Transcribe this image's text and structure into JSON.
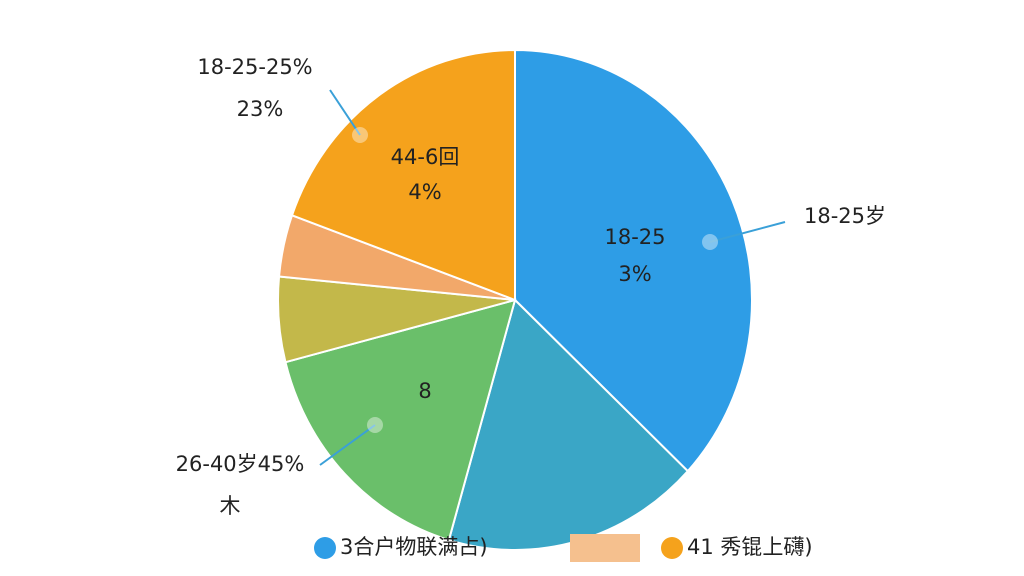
{
  "chart_data": {
    "type": "pie",
    "categories": [
      null,
      null,
      null,
      null,
      null,
      null
    ],
    "values": [
      37,
      17.5,
      16.5,
      5.5,
      4,
      19.5
    ],
    "colors": [
      "#2e9de6",
      "#3aa6c6",
      "#6abf6a",
      "#c3b84a",
      "#f2a86a",
      "#f5a21c"
    ],
    "annotations": [
      "18-25-25%",
      "23%",
      "44-6回",
      "4%",
      "18-25",
      "3%",
      "18-25岁",
      "8",
      "26-40岁45%",
      "木"
    ],
    "legend": [
      {
        "name": "3合户物联满占)",
        "color": "#2e9de6"
      },
      {
        "name": null,
        "color": "#f5c08e"
      },
      {
        "name": "41 秀锟上礴)",
        "color": "#f5a21c"
      }
    ]
  }
}
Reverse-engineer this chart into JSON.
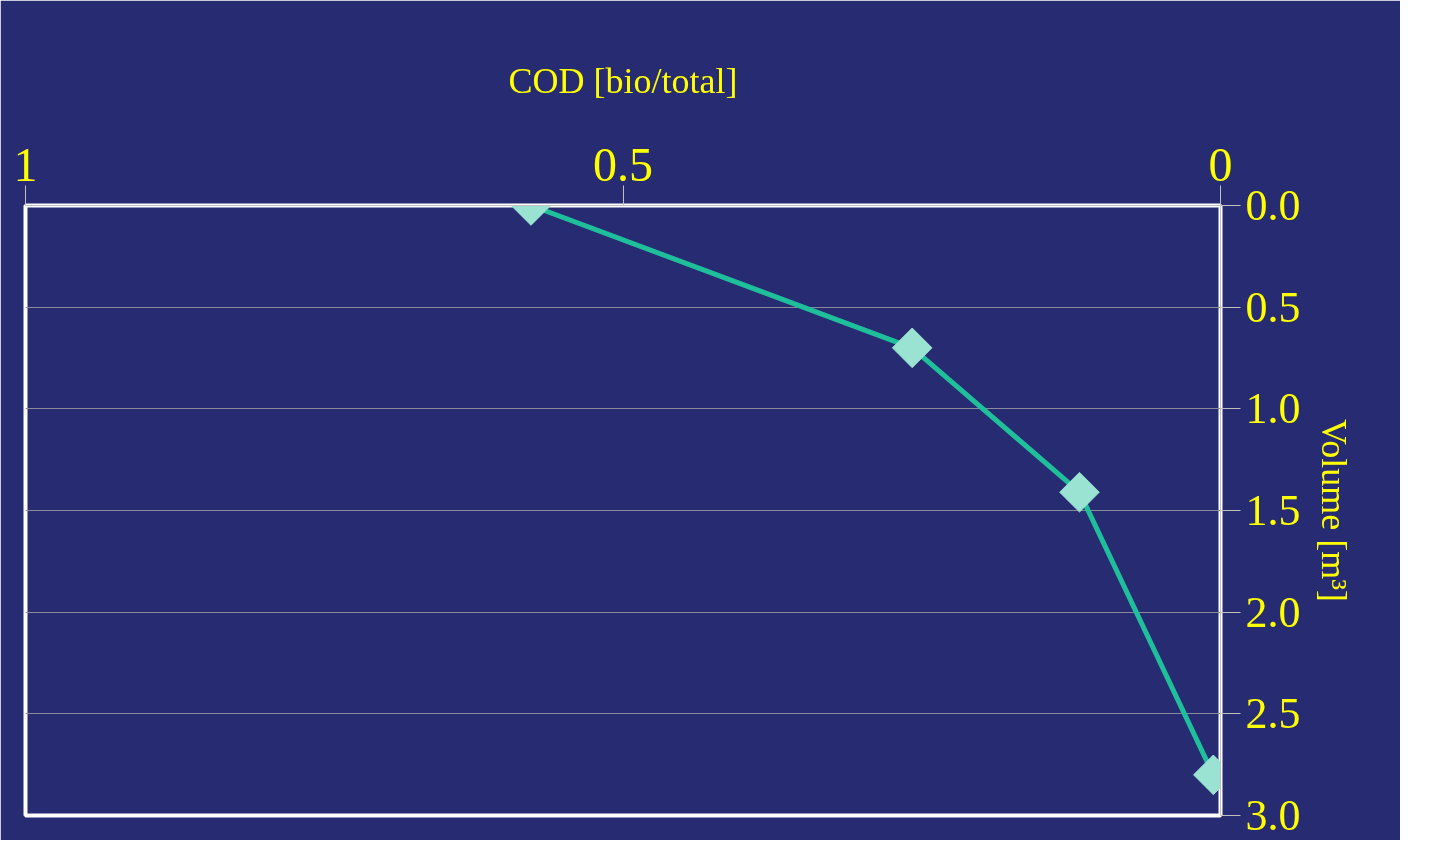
{
  "chart_data": {
    "type": "line",
    "xlabel": "COD [bio/total]",
    "ylabel": "Volume [m³]",
    "xlim": [
      1,
      0
    ],
    "ylim": [
      3,
      0
    ],
    "xticks": [
      1,
      0.5,
      0
    ],
    "yticks": [
      {
        "value": 0,
        "label": "0.0"
      },
      0.5,
      {
        "value": 1,
        "label": "1.0"
      },
      1.5,
      {
        "value": 2,
        "label": "2.0"
      },
      2.5,
      {
        "value": 3,
        "label": "3.0"
      }
    ],
    "grid": "y",
    "marker": "diamond",
    "line_style": "solid",
    "series": [
      {
        "color": "#1fbf9b",
        "x": [
          0.577,
          0.258,
          0.118,
          0.006
        ],
        "values": [
          0,
          0.7,
          1.41,
          2.8
        ]
      }
    ]
  }
}
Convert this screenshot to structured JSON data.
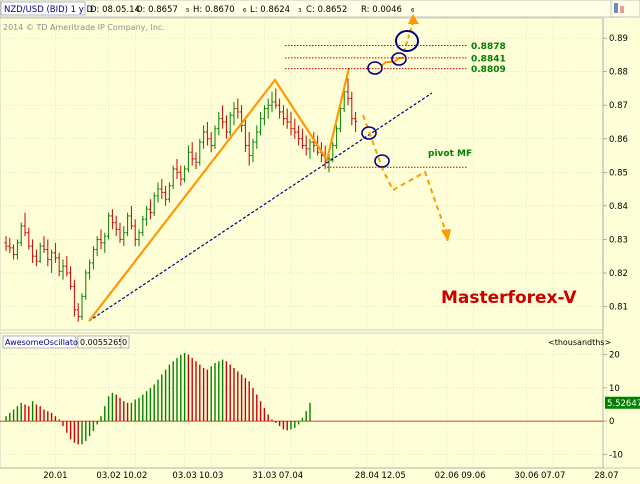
{
  "header": {
    "symbol": "NZD/USD (BID) 1 y D",
    "date": "D: 08.05.14",
    "open": "O: 0.8657",
    "open_sub": "5",
    "high": "H: 0.8670",
    "high_sub": "6",
    "low": "L: 0.8624",
    "low_sub": "3",
    "close": "C: 0.8652",
    "range": "R: 0.0046",
    "range_sub": "6",
    "copyright": "2014 © TD Ameritrade IP Company, Inc.",
    "tab_icon": "chart-tab-icon"
  },
  "indicator_header": {
    "name": "AwesomeOscillator",
    "value": "0.0055265",
    "extra": "0",
    "units": "<thousandths>"
  },
  "annotations": {
    "brand": "Masterforex-V",
    "pivot_label": "pivot MF",
    "targets": [
      {
        "label": "0.8878",
        "price": 0.8878
      },
      {
        "label": "0.8841",
        "price": 0.8841
      },
      {
        "label": "0.8809",
        "price": 0.8809
      }
    ],
    "pivot_price": 0.8515,
    "target_color": "#cc0000",
    "projection_color": "#ff9900",
    "trendline_color": "#000080",
    "label_green": "#008000"
  },
  "colors": {
    "background": "#ffffd7",
    "bull": "#008000",
    "bear": "#cc0000",
    "pattern": "#ff9900",
    "grid": "#c8c8c8"
  },
  "chart_data": [
    {
      "type": "candlestick",
      "title": "NZD/USD (BID) 1 y D",
      "y_ticks": [
        "0.89",
        "0.88",
        "0.87",
        "0.86",
        "0.85",
        "0.84",
        "0.83",
        "0.82",
        "0.81"
      ],
      "y_tick_values": [
        0.89,
        0.88,
        0.87,
        0.86,
        0.85,
        0.84,
        0.83,
        0.82,
        0.81
      ],
      "ylim": [
        0.803,
        0.896
      ],
      "x_ticks": [
        "20.01",
        "03.02",
        "10.02",
        "03.03",
        "10.03",
        "31.03",
        "07.04",
        "28.04",
        "12.05",
        "02.06",
        "09.06",
        "30.06",
        "07.07",
        "28.07"
      ],
      "x_tick_bars": [
        13,
        27,
        34,
        47,
        54,
        68,
        75,
        95,
        102,
        116,
        123,
        137,
        144,
        158
      ],
      "grid": true,
      "candles": [
        [
          0.829,
          0.831,
          0.8265,
          0.828
        ],
        [
          0.828,
          0.8305,
          0.826,
          0.8275
        ],
        [
          0.8275,
          0.8285,
          0.824,
          0.8255
        ],
        [
          0.8255,
          0.83,
          0.824,
          0.829
        ],
        [
          0.829,
          0.835,
          0.828,
          0.834
        ],
        [
          0.834,
          0.838,
          0.831,
          0.832
        ],
        [
          0.832,
          0.8335,
          0.827,
          0.828
        ],
        [
          0.828,
          0.83,
          0.823,
          0.825
        ],
        [
          0.825,
          0.827,
          0.822,
          0.8235
        ],
        [
          0.8235,
          0.829,
          0.823,
          0.828
        ],
        [
          0.828,
          0.831,
          0.826,
          0.827
        ],
        [
          0.827,
          0.83,
          0.822,
          0.824
        ],
        [
          0.824,
          0.827,
          0.82,
          0.826
        ],
        [
          0.826,
          0.829,
          0.823,
          0.8245
        ],
        [
          0.8245,
          0.826,
          0.819,
          0.8205
        ],
        [
          0.8205,
          0.824,
          0.818,
          0.822
        ],
        [
          0.822,
          0.825,
          0.819,
          0.82
        ],
        [
          0.82,
          0.822,
          0.815,
          0.816
        ],
        [
          0.816,
          0.818,
          0.807,
          0.809
        ],
        [
          0.809,
          0.811,
          0.8055,
          0.807
        ],
        [
          0.807,
          0.814,
          0.806,
          0.813
        ],
        [
          0.813,
          0.821,
          0.812,
          0.82
        ],
        [
          0.82,
          0.824,
          0.818,
          0.823
        ],
        [
          0.823,
          0.828,
          0.821,
          0.827
        ],
        [
          0.827,
          0.831,
          0.825,
          0.83
        ],
        [
          0.83,
          0.833,
          0.827,
          0.829
        ],
        [
          0.829,
          0.832,
          0.826,
          0.831
        ],
        [
          0.831,
          0.838,
          0.83,
          0.837
        ],
        [
          0.837,
          0.839,
          0.833,
          0.835
        ],
        [
          0.835,
          0.837,
          0.831,
          0.833
        ],
        [
          0.833,
          0.835,
          0.829,
          0.83
        ],
        [
          0.83,
          0.834,
          0.828,
          0.832
        ],
        [
          0.832,
          0.838,
          0.831,
          0.837
        ],
        [
          0.837,
          0.84,
          0.833,
          0.834
        ],
        [
          0.834,
          0.836,
          0.828,
          0.83
        ],
        [
          0.83,
          0.833,
          0.828,
          0.832
        ],
        [
          0.832,
          0.837,
          0.831,
          0.836
        ],
        [
          0.836,
          0.84,
          0.834,
          0.839
        ],
        [
          0.839,
          0.842,
          0.836,
          0.838
        ],
        [
          0.838,
          0.844,
          0.837,
          0.843
        ],
        [
          0.843,
          0.847,
          0.841,
          0.845
        ],
        [
          0.845,
          0.848,
          0.842,
          0.844
        ],
        [
          0.844,
          0.846,
          0.84,
          0.842
        ],
        [
          0.842,
          0.847,
          0.841,
          0.846
        ],
        [
          0.846,
          0.852,
          0.845,
          0.851
        ],
        [
          0.851,
          0.854,
          0.848,
          0.85
        ],
        [
          0.85,
          0.852,
          0.846,
          0.848
        ],
        [
          0.848,
          0.852,
          0.847,
          0.851
        ],
        [
          0.851,
          0.858,
          0.85,
          0.856
        ],
        [
          0.856,
          0.859,
          0.852,
          0.854
        ],
        [
          0.854,
          0.856,
          0.851,
          0.853
        ],
        [
          0.853,
          0.86,
          0.852,
          0.859
        ],
        [
          0.859,
          0.864,
          0.857,
          0.862
        ],
        [
          0.862,
          0.865,
          0.858,
          0.86
        ],
        [
          0.86,
          0.862,
          0.856,
          0.858
        ],
        [
          0.858,
          0.864,
          0.857,
          0.863
        ],
        [
          0.863,
          0.868,
          0.861,
          0.866
        ],
        [
          0.866,
          0.87,
          0.863,
          0.865
        ],
        [
          0.865,
          0.867,
          0.86,
          0.862
        ],
        [
          0.862,
          0.868,
          0.861,
          0.867
        ],
        [
          0.867,
          0.871,
          0.864,
          0.869
        ],
        [
          0.869,
          0.872,
          0.866,
          0.868
        ],
        [
          0.868,
          0.87,
          0.862,
          0.864
        ],
        [
          0.864,
          0.866,
          0.856,
          0.858
        ],
        [
          0.858,
          0.862,
          0.852,
          0.855
        ],
        [
          0.855,
          0.86,
          0.853,
          0.859
        ],
        [
          0.859,
          0.864,
          0.857,
          0.862
        ],
        [
          0.862,
          0.868,
          0.861,
          0.866
        ],
        [
          0.866,
          0.87,
          0.864,
          0.869
        ],
        [
          0.869,
          0.872,
          0.866,
          0.87
        ],
        [
          0.87,
          0.874,
          0.868,
          0.871
        ],
        [
          0.871,
          0.875,
          0.869,
          0.87
        ],
        [
          0.87,
          0.872,
          0.866,
          0.868
        ],
        [
          0.868,
          0.87,
          0.864,
          0.866
        ],
        [
          0.866,
          0.869,
          0.863,
          0.865
        ],
        [
          0.865,
          0.868,
          0.861,
          0.863
        ],
        [
          0.863,
          0.866,
          0.86,
          0.862
        ],
        [
          0.862,
          0.864,
          0.858,
          0.86
        ],
        [
          0.86,
          0.863,
          0.857,
          0.858
        ],
        [
          0.858,
          0.861,
          0.855,
          0.857
        ],
        [
          0.857,
          0.86,
          0.854,
          0.859
        ],
        [
          0.859,
          0.862,
          0.856,
          0.858
        ],
        [
          0.858,
          0.861,
          0.855,
          0.856
        ],
        [
          0.856,
          0.859,
          0.853,
          0.855
        ],
        [
          0.855,
          0.858,
          0.851,
          0.853
        ],
        [
          0.853,
          0.856,
          0.85,
          0.854
        ],
        [
          0.854,
          0.859,
          0.853,
          0.858
        ],
        [
          0.858,
          0.864,
          0.857,
          0.863
        ],
        [
          0.863,
          0.87,
          0.862,
          0.869
        ],
        [
          0.869,
          0.876,
          0.868,
          0.874
        ],
        [
          0.874,
          0.878,
          0.87,
          0.872
        ],
        [
          0.872,
          0.874,
          0.864,
          0.866
        ],
        [
          0.866,
          0.868,
          0.862,
          0.8652
        ]
      ]
    },
    {
      "type": "bar",
      "title": "AwesomeOscillator",
      "ylabel": "<thousandths>",
      "y_ticks": [
        "20",
        "10",
        "0",
        "-10"
      ],
      "y_tick_values": [
        20,
        10,
        0,
        -10
      ],
      "ylim": [
        -13.5,
        22
      ],
      "last_value_label": "5.52647",
      "last_value": 5.52647,
      "values": [
        1.5,
        2.5,
        3.5,
        4.5,
        5.5,
        5.0,
        4.5,
        6.0,
        5.0,
        4.5,
        3.5,
        3.0,
        2.5,
        1.5,
        0.5,
        -1.5,
        -3.5,
        -5.5,
        -6.5,
        -7.0,
        -7.0,
        -6.0,
        -4.5,
        -3.0,
        -1.0,
        1.5,
        4.5,
        7.5,
        8.5,
        8.0,
        7.0,
        6.0,
        5.5,
        5.5,
        6.5,
        7.0,
        8.0,
        9.0,
        10.0,
        11.0,
        12.5,
        14.0,
        15.5,
        17.0,
        18.0,
        19.0,
        20.0,
        20.5,
        20.0,
        19.0,
        18.0,
        17.0,
        16.0,
        15.5,
        16.5,
        17.5,
        18.0,
        18.5,
        18.0,
        17.0,
        16.0,
        15.0,
        14.0,
        13.0,
        12.0,
        10.0,
        8.0,
        6.0,
        4.0,
        2.0,
        0.5,
        -0.5,
        -1.5,
        -2.5,
        -2.8,
        -2.5,
        -2.0,
        -1.0,
        1.0,
        3.0,
        5.5
      ]
    }
  ]
}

○ ○ ○ ○ ○

GIVEN PROBLEM →
Show all lines from the records above where the word "AwesomeOscillator" occurs.

ANSWER TO THE PROBLEM →
    "name": "AwesomeOscillator",
      "title": "AwesomeOscillator",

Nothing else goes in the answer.